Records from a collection
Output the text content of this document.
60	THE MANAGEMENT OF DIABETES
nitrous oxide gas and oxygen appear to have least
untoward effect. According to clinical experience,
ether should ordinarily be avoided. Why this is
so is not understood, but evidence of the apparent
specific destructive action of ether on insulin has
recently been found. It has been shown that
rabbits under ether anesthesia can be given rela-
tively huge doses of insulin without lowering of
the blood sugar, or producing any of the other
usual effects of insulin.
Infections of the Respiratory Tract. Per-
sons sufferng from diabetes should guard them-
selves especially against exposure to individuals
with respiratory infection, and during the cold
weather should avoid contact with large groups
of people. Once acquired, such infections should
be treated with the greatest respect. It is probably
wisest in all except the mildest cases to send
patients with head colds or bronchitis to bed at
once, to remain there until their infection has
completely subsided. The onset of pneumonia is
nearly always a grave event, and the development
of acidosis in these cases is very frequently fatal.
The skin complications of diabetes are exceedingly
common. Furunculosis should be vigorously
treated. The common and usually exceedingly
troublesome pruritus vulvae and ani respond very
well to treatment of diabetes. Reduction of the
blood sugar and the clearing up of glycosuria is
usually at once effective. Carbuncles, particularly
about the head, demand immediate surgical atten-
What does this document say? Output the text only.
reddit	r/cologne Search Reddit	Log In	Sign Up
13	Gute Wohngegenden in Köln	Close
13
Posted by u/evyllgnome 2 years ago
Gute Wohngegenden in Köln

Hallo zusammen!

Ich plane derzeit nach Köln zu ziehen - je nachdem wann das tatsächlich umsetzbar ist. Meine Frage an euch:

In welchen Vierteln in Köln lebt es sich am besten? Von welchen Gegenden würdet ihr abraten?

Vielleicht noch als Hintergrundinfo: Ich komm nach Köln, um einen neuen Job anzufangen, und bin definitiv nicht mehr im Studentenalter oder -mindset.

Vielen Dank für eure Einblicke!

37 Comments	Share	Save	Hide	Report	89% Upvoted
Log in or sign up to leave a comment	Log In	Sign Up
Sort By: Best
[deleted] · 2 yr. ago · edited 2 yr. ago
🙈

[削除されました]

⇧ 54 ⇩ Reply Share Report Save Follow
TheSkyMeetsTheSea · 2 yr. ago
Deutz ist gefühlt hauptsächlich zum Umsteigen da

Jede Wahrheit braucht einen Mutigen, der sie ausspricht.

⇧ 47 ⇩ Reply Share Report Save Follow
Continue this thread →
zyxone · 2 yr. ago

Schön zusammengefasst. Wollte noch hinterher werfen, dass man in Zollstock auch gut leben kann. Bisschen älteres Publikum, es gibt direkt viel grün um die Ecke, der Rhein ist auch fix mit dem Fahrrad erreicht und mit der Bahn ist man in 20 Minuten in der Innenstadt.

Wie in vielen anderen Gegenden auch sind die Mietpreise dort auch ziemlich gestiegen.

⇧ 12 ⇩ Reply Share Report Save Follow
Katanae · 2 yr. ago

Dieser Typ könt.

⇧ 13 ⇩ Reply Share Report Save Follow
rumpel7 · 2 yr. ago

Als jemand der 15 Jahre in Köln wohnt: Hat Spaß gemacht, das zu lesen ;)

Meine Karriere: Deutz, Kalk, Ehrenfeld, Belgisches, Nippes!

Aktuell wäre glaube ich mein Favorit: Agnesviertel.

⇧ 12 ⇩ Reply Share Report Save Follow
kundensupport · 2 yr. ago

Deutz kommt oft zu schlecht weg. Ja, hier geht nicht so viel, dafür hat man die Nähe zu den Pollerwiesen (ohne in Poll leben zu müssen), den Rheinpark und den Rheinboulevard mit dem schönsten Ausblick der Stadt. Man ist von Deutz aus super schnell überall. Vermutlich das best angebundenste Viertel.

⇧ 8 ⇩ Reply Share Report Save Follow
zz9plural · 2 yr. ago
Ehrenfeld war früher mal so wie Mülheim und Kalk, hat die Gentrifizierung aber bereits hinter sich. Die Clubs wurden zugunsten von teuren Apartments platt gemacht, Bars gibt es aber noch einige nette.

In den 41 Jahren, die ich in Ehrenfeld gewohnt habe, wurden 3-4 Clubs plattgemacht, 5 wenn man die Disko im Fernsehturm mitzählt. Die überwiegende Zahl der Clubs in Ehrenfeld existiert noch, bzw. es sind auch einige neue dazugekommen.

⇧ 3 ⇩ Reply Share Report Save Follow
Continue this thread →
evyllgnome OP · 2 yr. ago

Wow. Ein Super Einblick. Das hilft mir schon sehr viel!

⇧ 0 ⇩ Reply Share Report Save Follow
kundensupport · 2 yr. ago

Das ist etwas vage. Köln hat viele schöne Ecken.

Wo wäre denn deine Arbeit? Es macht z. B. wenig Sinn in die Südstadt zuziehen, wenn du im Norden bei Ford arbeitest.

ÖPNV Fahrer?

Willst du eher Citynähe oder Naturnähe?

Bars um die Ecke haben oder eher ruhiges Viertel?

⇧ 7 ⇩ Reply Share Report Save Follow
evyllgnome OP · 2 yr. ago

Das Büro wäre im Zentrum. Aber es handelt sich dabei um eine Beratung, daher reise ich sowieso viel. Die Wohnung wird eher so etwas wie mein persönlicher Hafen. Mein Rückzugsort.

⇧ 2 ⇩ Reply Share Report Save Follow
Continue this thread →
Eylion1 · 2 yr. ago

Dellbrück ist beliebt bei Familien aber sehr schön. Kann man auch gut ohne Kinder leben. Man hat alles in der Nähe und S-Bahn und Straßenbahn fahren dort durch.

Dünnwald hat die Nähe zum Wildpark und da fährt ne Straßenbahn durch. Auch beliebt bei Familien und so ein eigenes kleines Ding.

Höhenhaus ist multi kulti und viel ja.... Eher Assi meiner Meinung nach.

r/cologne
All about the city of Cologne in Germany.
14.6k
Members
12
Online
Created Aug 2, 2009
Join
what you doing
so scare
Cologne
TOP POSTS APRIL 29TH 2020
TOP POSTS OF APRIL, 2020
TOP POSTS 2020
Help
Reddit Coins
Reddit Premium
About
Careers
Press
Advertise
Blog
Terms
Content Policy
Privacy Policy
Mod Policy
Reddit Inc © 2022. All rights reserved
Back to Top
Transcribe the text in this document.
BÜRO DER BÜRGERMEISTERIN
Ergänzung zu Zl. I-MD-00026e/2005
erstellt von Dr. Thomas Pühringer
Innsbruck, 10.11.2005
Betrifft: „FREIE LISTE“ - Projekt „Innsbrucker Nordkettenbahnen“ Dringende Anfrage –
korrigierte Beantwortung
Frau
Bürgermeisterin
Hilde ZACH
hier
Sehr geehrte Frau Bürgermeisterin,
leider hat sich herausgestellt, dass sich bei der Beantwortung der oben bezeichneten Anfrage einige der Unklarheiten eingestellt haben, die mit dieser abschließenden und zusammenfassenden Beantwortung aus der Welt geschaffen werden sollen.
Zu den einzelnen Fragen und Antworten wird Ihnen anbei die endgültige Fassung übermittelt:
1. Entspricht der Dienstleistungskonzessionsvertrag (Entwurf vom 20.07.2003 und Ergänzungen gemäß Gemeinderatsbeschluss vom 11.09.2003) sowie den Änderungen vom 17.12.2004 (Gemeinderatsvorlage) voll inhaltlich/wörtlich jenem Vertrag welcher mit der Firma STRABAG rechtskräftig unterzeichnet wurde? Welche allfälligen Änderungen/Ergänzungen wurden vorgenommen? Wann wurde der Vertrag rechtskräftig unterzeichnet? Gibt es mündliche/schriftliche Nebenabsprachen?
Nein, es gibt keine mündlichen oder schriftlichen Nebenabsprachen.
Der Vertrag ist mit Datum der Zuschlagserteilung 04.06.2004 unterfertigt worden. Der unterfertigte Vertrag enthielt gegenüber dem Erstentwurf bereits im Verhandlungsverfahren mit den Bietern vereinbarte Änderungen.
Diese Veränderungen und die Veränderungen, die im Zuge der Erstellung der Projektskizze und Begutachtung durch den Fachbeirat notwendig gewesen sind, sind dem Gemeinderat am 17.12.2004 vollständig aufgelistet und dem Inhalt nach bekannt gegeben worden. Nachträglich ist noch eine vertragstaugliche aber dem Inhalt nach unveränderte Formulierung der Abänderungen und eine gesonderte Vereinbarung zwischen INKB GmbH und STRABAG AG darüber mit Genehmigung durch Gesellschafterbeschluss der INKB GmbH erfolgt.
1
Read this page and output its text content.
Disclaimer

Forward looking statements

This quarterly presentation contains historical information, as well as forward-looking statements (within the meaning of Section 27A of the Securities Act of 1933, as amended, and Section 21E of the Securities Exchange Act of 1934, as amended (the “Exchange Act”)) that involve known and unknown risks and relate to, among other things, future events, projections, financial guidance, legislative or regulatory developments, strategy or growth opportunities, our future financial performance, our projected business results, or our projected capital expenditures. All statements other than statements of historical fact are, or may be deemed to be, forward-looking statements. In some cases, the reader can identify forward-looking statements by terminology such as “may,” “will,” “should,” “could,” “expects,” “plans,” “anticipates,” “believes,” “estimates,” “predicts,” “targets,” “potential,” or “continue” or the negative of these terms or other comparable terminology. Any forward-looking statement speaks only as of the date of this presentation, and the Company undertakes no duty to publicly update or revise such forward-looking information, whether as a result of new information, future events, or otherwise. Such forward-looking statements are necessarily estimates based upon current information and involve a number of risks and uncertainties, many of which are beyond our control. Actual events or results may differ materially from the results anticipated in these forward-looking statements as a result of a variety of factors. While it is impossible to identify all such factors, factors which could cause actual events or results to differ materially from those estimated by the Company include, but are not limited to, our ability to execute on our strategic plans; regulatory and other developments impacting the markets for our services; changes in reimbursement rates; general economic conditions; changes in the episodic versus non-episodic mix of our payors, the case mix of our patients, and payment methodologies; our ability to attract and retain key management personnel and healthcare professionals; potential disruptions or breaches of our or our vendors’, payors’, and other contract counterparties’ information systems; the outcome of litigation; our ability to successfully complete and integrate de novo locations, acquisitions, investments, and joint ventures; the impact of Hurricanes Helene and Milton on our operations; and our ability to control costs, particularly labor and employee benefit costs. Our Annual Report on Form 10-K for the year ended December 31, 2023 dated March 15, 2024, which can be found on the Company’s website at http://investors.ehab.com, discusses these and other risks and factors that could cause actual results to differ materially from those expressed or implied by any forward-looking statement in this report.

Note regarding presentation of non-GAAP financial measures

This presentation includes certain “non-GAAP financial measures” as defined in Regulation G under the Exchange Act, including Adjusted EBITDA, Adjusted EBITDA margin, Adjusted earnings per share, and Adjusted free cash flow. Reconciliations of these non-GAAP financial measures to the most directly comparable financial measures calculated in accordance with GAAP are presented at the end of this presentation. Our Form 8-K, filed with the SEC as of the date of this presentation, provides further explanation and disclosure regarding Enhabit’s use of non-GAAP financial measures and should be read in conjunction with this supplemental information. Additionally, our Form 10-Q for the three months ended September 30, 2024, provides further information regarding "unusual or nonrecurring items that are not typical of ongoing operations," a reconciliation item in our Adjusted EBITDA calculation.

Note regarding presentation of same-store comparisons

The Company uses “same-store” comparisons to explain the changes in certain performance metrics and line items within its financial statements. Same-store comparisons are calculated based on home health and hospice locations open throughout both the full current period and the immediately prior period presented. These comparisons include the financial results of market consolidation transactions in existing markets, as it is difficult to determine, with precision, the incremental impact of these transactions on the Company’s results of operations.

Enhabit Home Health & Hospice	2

* _Exercise instructions_: For this exercise, return every line from the data that holds the string "exceedingly".

* _Your response_:
The skin complications of diabetes are exceedingly
treated. The common and usually exceedingly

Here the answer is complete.